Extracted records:
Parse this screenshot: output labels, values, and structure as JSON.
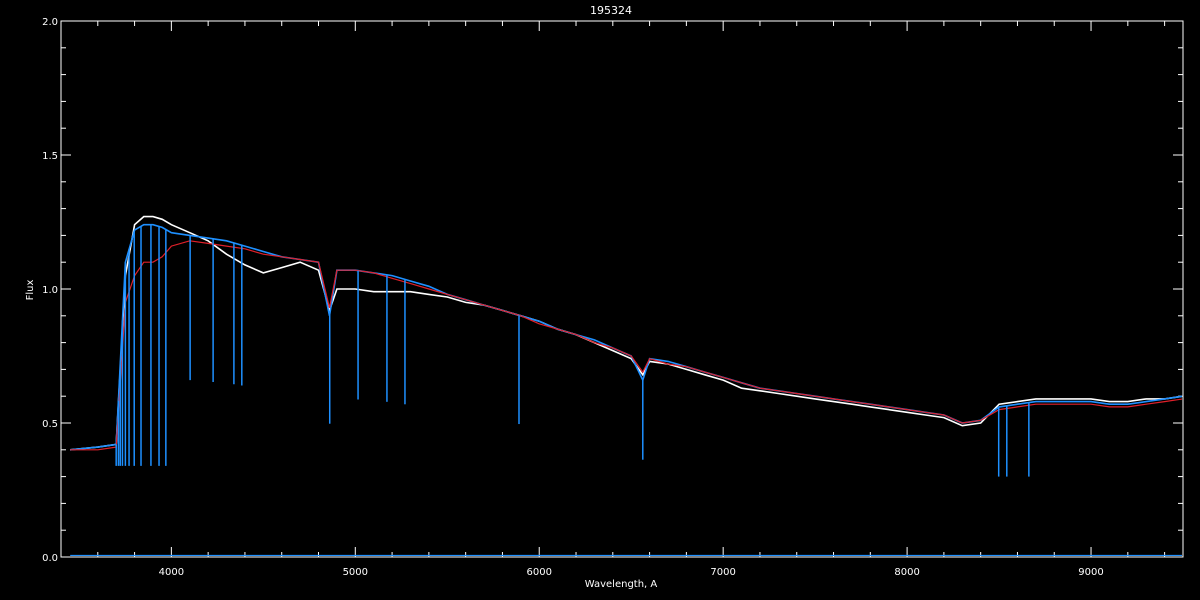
{
  "chart_data": {
    "type": "line",
    "title": "195324",
    "xlabel": "Wavelength, A",
    "ylabel": "Flux",
    "xlim": [
      3400,
      9500
    ],
    "ylim": [
      0.0,
      2.0
    ],
    "x_ticks": [
      4000,
      5000,
      6000,
      7000,
      8000,
      9000
    ],
    "x_tick_labels": [
      "4000",
      "5000",
      "6000",
      "7000",
      "8000",
      "9000"
    ],
    "y_ticks": [
      0.0,
      0.5,
      1.0,
      1.5,
      2.0
    ],
    "y_tick_labels": [
      "0.0",
      "0.5",
      "1.0",
      "1.5",
      "2.0"
    ],
    "grid": false,
    "background": "#000000",
    "series": [
      {
        "color": "#ffffff",
        "x": [
          3450,
          3600,
          3700,
          3750,
          3800,
          3850,
          3900,
          3950,
          4000,
          4100,
          4200,
          4300,
          4400,
          4500,
          4600,
          4700,
          4800,
          4860,
          4900,
          5000,
          5100,
          5200,
          5300,
          5400,
          5500,
          5600,
          5700,
          5800,
          5900,
          6000,
          6100,
          6200,
          6300,
          6400,
          6500,
          6563,
          6600,
          6700,
          6800,
          6900,
          7000,
          7100,
          7200,
          7300,
          7400,
          7500,
          7600,
          7700,
          7800,
          7900,
          8000,
          8100,
          8200,
          8300,
          8400,
          8500,
          8600,
          8700,
          8800,
          8900,
          9000,
          9100,
          9200,
          9300,
          9400,
          9500
        ],
        "y": [
          0.4,
          0.41,
          0.42,
          1.05,
          1.24,
          1.27,
          1.27,
          1.26,
          1.24,
          1.21,
          1.18,
          1.13,
          1.09,
          1.06,
          1.08,
          1.1,
          1.07,
          0.92,
          1.0,
          1.0,
          0.99,
          0.99,
          0.99,
          0.98,
          0.97,
          0.95,
          0.94,
          0.92,
          0.9,
          0.88,
          0.85,
          0.83,
          0.8,
          0.77,
          0.74,
          0.68,
          0.73,
          0.72,
          0.7,
          0.68,
          0.66,
          0.63,
          0.62,
          0.61,
          0.6,
          0.59,
          0.58,
          0.57,
          0.56,
          0.55,
          0.54,
          0.53,
          0.52,
          0.49,
          0.5,
          0.57,
          0.58,
          0.59,
          0.59,
          0.59,
          0.59,
          0.58,
          0.58,
          0.59,
          0.59,
          0.6
        ]
      },
      {
        "color": "#1e90ff",
        "x": [
          3450,
          3600,
          3700,
          3750,
          3800,
          3850,
          3900,
          3950,
          4000,
          4100,
          4200,
          4300,
          4400,
          4500,
          4600,
          4700,
          4800,
          4860,
          4900,
          5000,
          5100,
          5200,
          5300,
          5400,
          5500,
          5600,
          5700,
          5800,
          5900,
          6000,
          6100,
          6200,
          6300,
          6400,
          6500,
          6563,
          6600,
          6700,
          6800,
          6900,
          7000,
          7100,
          7200,
          7300,
          7400,
          7500,
          7600,
          7700,
          7800,
          7900,
          8000,
          8100,
          8200,
          8300,
          8400,
          8500,
          8600,
          8700,
          8800,
          8900,
          9000,
          9100,
          9200,
          9300,
          9400,
          9500
        ],
        "y": [
          0.4,
          0.41,
          0.42,
          1.1,
          1.22,
          1.24,
          1.24,
          1.23,
          1.21,
          1.2,
          1.19,
          1.18,
          1.16,
          1.14,
          1.12,
          1.11,
          1.1,
          0.9,
          1.07,
          1.07,
          1.06,
          1.05,
          1.03,
          1.01,
          0.98,
          0.96,
          0.94,
          0.92,
          0.9,
          0.88,
          0.85,
          0.83,
          0.81,
          0.78,
          0.75,
          0.66,
          0.74,
          0.73,
          0.71,
          0.69,
          0.67,
          0.65,
          0.63,
          0.62,
          0.61,
          0.6,
          0.59,
          0.58,
          0.57,
          0.56,
          0.55,
          0.54,
          0.53,
          0.5,
          0.51,
          0.56,
          0.57,
          0.58,
          0.58,
          0.58,
          0.58,
          0.57,
          0.57,
          0.58,
          0.59,
          0.6
        ]
      },
      {
        "color": "#e0202a",
        "x": [
          3450,
          3600,
          3700,
          3750,
          3800,
          3850,
          3900,
          3950,
          4000,
          4100,
          4200,
          4300,
          4400,
          4500,
          4600,
          4700,
          4800,
          4860,
          4900,
          5000,
          5100,
          5200,
          5300,
          5400,
          5500,
          5600,
          5700,
          5800,
          5900,
          6000,
          6100,
          6200,
          6300,
          6400,
          6500,
          6563,
          6600,
          6700,
          6800,
          6900,
          7000,
          7100,
          7200,
          7300,
          7400,
          7500,
          7600,
          7700,
          7800,
          7900,
          8000,
          8100,
          8200,
          8300,
          8400,
          8500,
          8600,
          8700,
          8800,
          8900,
          9000,
          9100,
          9200,
          9300,
          9400,
          9500
        ],
        "y": [
          0.4,
          0.4,
          0.41,
          0.95,
          1.05,
          1.1,
          1.1,
          1.12,
          1.16,
          1.18,
          1.17,
          1.16,
          1.15,
          1.13,
          1.12,
          1.11,
          1.1,
          0.93,
          1.07,
          1.07,
          1.06,
          1.04,
          1.02,
          1.0,
          0.98,
          0.96,
          0.94,
          0.92,
          0.9,
          0.87,
          0.85,
          0.83,
          0.8,
          0.78,
          0.75,
          0.69,
          0.74,
          0.72,
          0.71,
          0.69,
          0.67,
          0.65,
          0.63,
          0.62,
          0.61,
          0.6,
          0.59,
          0.58,
          0.57,
          0.56,
          0.55,
          0.54,
          0.53,
          0.5,
          0.51,
          0.55,
          0.56,
          0.57,
          0.57,
          0.57,
          0.57,
          0.56,
          0.56,
          0.57,
          0.58,
          0.59
        ]
      },
      {
        "color": "#1e90ff",
        "x": [
          3450,
          9500
        ],
        "y": [
          0.005,
          0.005
        ]
      }
    ],
    "absorption_lines": [
      3700,
      3712,
      3722,
      3734,
      3750,
      3770,
      3798,
      3835,
      3889,
      3933,
      3970,
      4102,
      4227,
      4340,
      4383,
      4861,
      5015,
      5172,
      5270,
      5890,
      6563,
      8498,
      8542,
      8662
    ]
  }
}
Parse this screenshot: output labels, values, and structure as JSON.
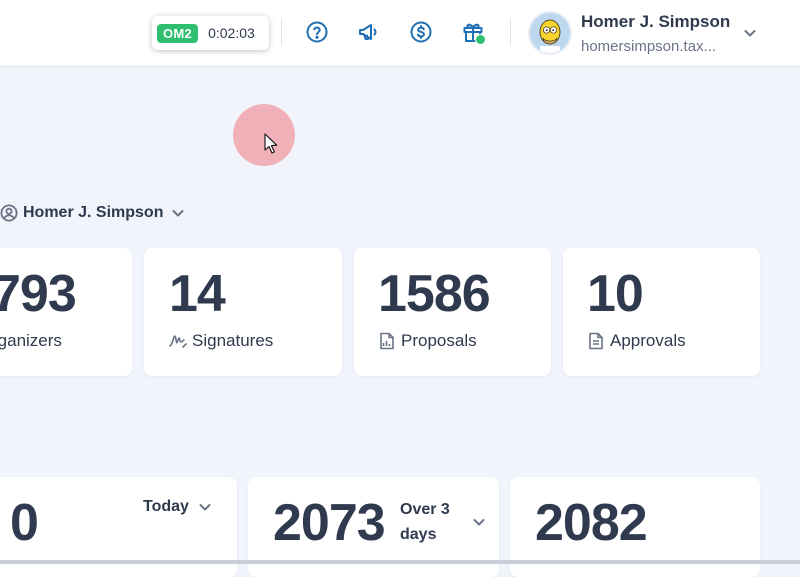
{
  "topbar": {
    "timer": {
      "badge": "OM2",
      "elapsed": "0:02:03"
    },
    "icons": [
      "help-icon",
      "announcement-icon",
      "billing-icon",
      "gift-icon"
    ],
    "user": {
      "name": "Homer J. Simpson",
      "email": "homersimpson.tax..."
    }
  },
  "filter": {
    "user_label": "Homer J. Simpson"
  },
  "stats_row1": [
    {
      "value": "793",
      "label": "rganizers"
    },
    {
      "value": "14",
      "label": "Signatures",
      "icon": "signature-icon"
    },
    {
      "value": "1586",
      "label": "Proposals",
      "icon": "proposal-doc-icon"
    },
    {
      "value": "10",
      "label": "Approvals",
      "icon": "approval-doc-icon"
    }
  ],
  "stats_row2": [
    {
      "value": "0",
      "range": "Today"
    },
    {
      "value": "2073",
      "range_line1": "Over 3",
      "range_line2": "days"
    },
    {
      "value": "2082"
    }
  ],
  "colors": {
    "accent": "#1f6fb5",
    "success": "#2fbf71",
    "text": "#2f3a4e",
    "background": "#f1f4fb"
  }
}
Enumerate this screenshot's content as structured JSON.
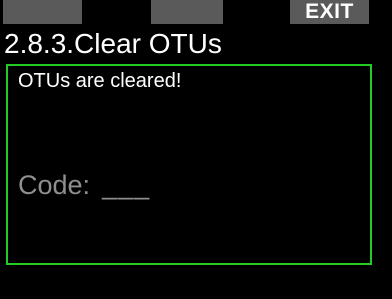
{
  "softkeys": {
    "left": "",
    "middle": "",
    "right": "EXIT"
  },
  "screen": {
    "title": "2.8.3.Clear OTUs",
    "message": "OTUs are cleared!",
    "code_label": "Code:",
    "code_value": "___"
  },
  "colors": {
    "background": "#000000",
    "softkey_bg": "#5a5a5a",
    "panel_border": "#22cc22",
    "code_text": "#8f8f8f"
  }
}
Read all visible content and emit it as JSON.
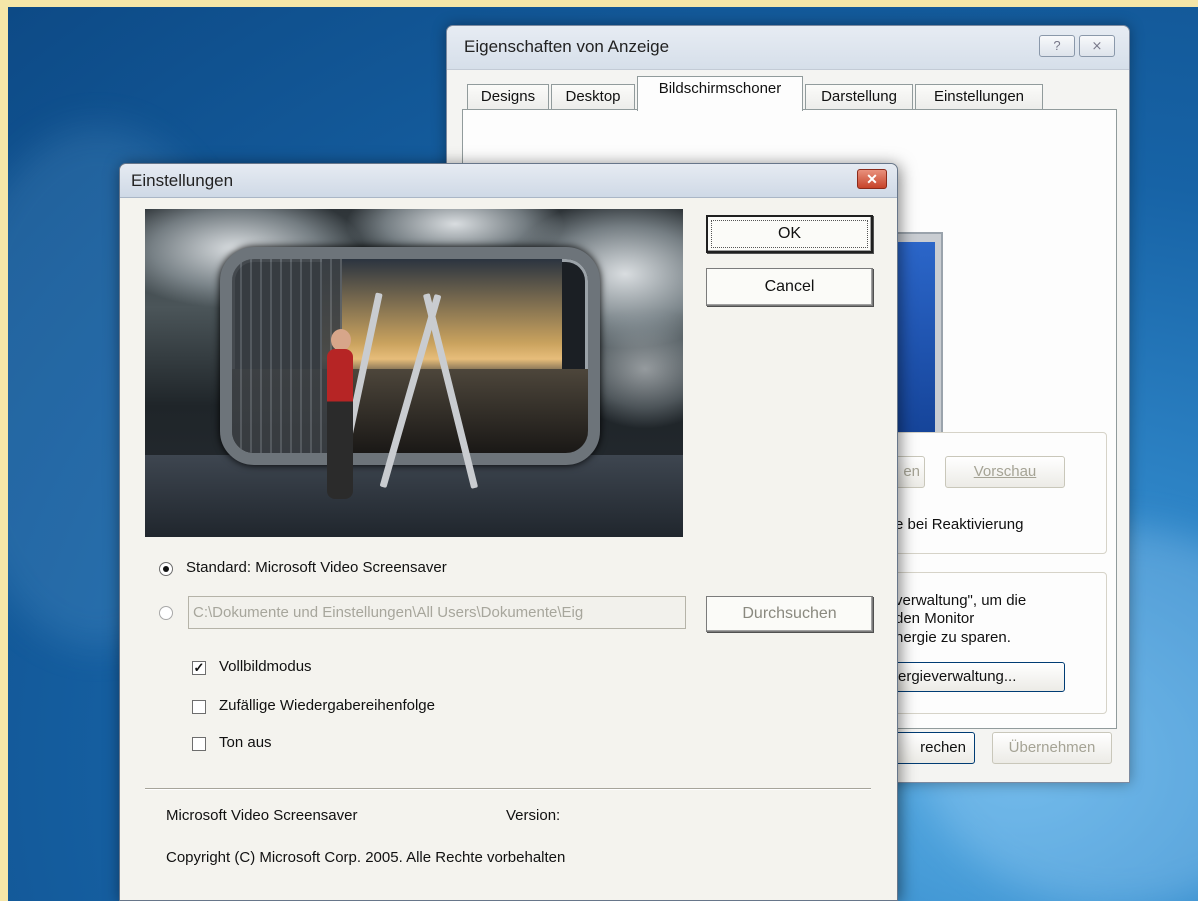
{
  "back_window": {
    "title": "Eigenschaften von Anzeige",
    "help_button": "?",
    "close_button": "⨯",
    "tabs": [
      {
        "label": "Designs",
        "active": false
      },
      {
        "label": "Desktop",
        "active": false
      },
      {
        "label": "Bildschirmschoner",
        "active": true
      },
      {
        "label": "Darstellung",
        "active": false
      },
      {
        "label": "Einstellungen",
        "active": false
      }
    ],
    "settings_button_fragment": "en",
    "preview_button": "Vorschau",
    "reactivation_text": "e bei Reaktivierung",
    "energy_text_line1": "verwaltung\", um die",
    "energy_text_line2": "den Monitor",
    "energy_text_line3": "nergie zu sparen.",
    "energy_button": "ergieverwaltung...",
    "cancel_fragment": "rechen",
    "apply_button": "Übernehmen"
  },
  "dialog": {
    "title": "Einstellungen",
    "close_icon": "✕",
    "ok_button": "OK",
    "cancel_button": "Cancel",
    "radio_standard_label": "Standard: Microsoft Video Screensaver",
    "radio_standard_checked": true,
    "path_value": "C:\\Dokumente und Einstellungen\\All Users\\Dokumente\\Eig",
    "browse_button": "Durchsuchen",
    "checkboxes": [
      {
        "label": "Vollbildmodus",
        "checked": true
      },
      {
        "label": "Zufällige Wiedergabereihenfolge",
        "checked": false
      },
      {
        "label": "Ton aus",
        "checked": false
      }
    ],
    "product_name": "Microsoft Video Screensaver",
    "version_label": "Version:",
    "copyright": "Copyright (C) Microsoft Corp. 2005. Alle Rechte vorbehalten"
  }
}
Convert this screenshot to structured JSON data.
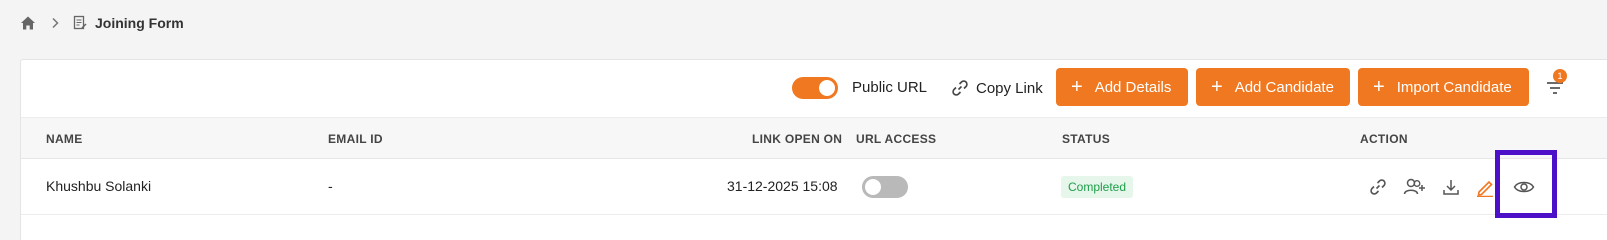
{
  "breadcrumb": {
    "home_icon": "home-icon",
    "separator_icon": "chevron-right-icon",
    "page_icon": "form-document-icon",
    "title": "Joining Form"
  },
  "toolbar": {
    "public_url_label": "Public URL",
    "public_url_enabled": true,
    "copy_link_label": "Copy Link",
    "add_details_label": "Add Details",
    "add_candidate_label": "Add Candidate",
    "import_candidate_label": "Import Candidate",
    "filter_badge_count": "1"
  },
  "table": {
    "columns": [
      "NAME",
      "EMAIL ID",
      "LINK OPEN ON",
      "URL ACCESS",
      "STATUS",
      "ACTION"
    ],
    "rows": [
      {
        "name": "Khushbu Solanki",
        "email": "-",
        "link_open_on": "31-12-2025 15:08",
        "url_access": false,
        "status": "Completed"
      }
    ]
  },
  "colors": {
    "accent": "#f07820",
    "status_success_text": "#1e9e4a",
    "status_success_bg": "#e6f6eb",
    "highlight": "#4b10c8"
  }
}
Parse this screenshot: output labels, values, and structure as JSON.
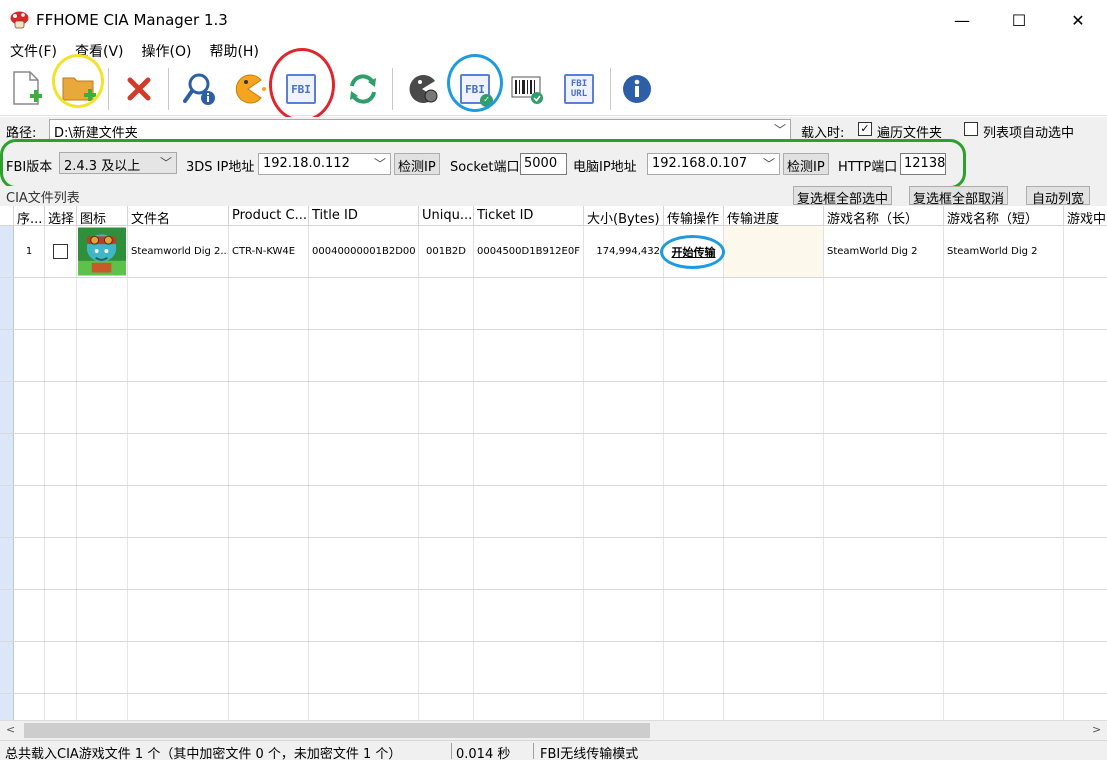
{
  "window": {
    "title": "FFHOME CIA Manager 1.3",
    "minimize": "—",
    "maximize": "☐",
    "close": "✕"
  },
  "menu": [
    "文件(F)",
    "查看(V)",
    "操作(O)",
    "帮助(H)"
  ],
  "toolbar": {
    "fbi_label": "FBI",
    "fbi_check_label": "FBI",
    "fbi_url_line1": "FBI",
    "fbi_url_line2": "URL"
  },
  "path": {
    "label": "路径:",
    "value": "D:\\新建文件夹",
    "load_label": "载入时:",
    "recurse_label": "遍历文件夹",
    "recurse_checked": true,
    "autoselect_label": "列表项自动选中",
    "autoselect_checked": false
  },
  "settings": {
    "fbi_version_label": "FBI版本",
    "fbi_version_value": "2.4.3 及以上",
    "ds_ip_label": "3DS IP地址",
    "ds_ip_value": "192.18.0.112",
    "detect_ip_label": "检测IP",
    "socket_port_label": "Socket端口",
    "socket_port_value": "5000",
    "pc_ip_label": "电脑IP地址",
    "pc_ip_value": "192.168.0.107",
    "detect_ip2_label": "检测IP",
    "http_port_label": "HTTP端口",
    "http_port_value": "12138"
  },
  "list": {
    "title": "CIA文件列表",
    "select_all": "复选框全部选中",
    "deselect_all": "复选框全部取消",
    "auto_width": "自动列宽",
    "columns": [
      "序...",
      "选择",
      "图标",
      "文件名",
      "Product C...",
      "Title ID",
      "Uniqu...",
      "Ticket ID",
      "大小(Bytes)",
      "传输操作",
      "传输进度",
      "游戏名称（长）",
      "游戏名称（短）",
      "游戏中"
    ],
    "rows": [
      {
        "index": "1",
        "checked": false,
        "file_name": "Steamworld Dig 2...",
        "product_code": "CTR-N-KW4E",
        "title_id": "00040000001B2D00",
        "unique_id": "001B2D",
        "ticket_id": "0004500D1B912E0F",
        "size": "174,994,432",
        "action": "开始传输",
        "progress": "",
        "name_long": "SteamWorld Dig 2",
        "name_short": "SteamWorld Dig 2"
      }
    ]
  },
  "status": {
    "summary": "总共载入CIA游戏文件 1 个（其中加密文件 0 个，未加密文件 1 个）",
    "time": "0.014 秒",
    "mode": "FBI无线传输模式"
  },
  "colors": {
    "ring_yellow": "#f2e32a",
    "ring_red": "#e0262b",
    "ring_blue": "#1e9be0",
    "ring_green": "#2ca02c"
  }
}
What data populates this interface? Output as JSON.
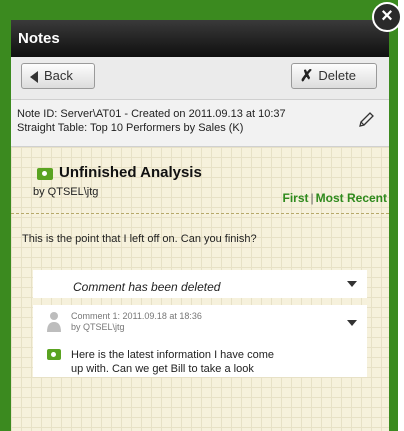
{
  "dialog": {
    "title": "Notes",
    "close_symbol": "×"
  },
  "toolbar": {
    "back_label": "Back",
    "delete_label": "Delete"
  },
  "info": {
    "line1": "Note ID: Server\\AT01 - Created on 2011.09.13 at 10:37",
    "line2": "Straight Table: Top 10 Performers by Sales (K)"
  },
  "note": {
    "title": "Unfinished Analysis",
    "author": "by QTSEL\\jtg",
    "nav_first": "First",
    "nav_separator": "|",
    "nav_recent": "Most Recent",
    "message": "This is the point that I left off on. Can you finish?"
  },
  "comments": [
    {
      "text": "Comment has been deleted"
    },
    {
      "meta": "Comment 1: 2011.09.18 at 18:36",
      "author": "by QTSEL\\jtg",
      "text": "Here is the latest information I have come up with.  Can we get Bill to take a look"
    }
  ],
  "colors": {
    "frame_green": "#3b8a1f",
    "link_green": "#2f8a1d",
    "note_icon_green": "#5aa321"
  }
}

▸ **Stated exercise**:
All lines of the data above that include the word "left" must be shown.

▸ **Exercise answer**:
    "left": "",
    "message": "This is the point that I left off on. Can you finish?"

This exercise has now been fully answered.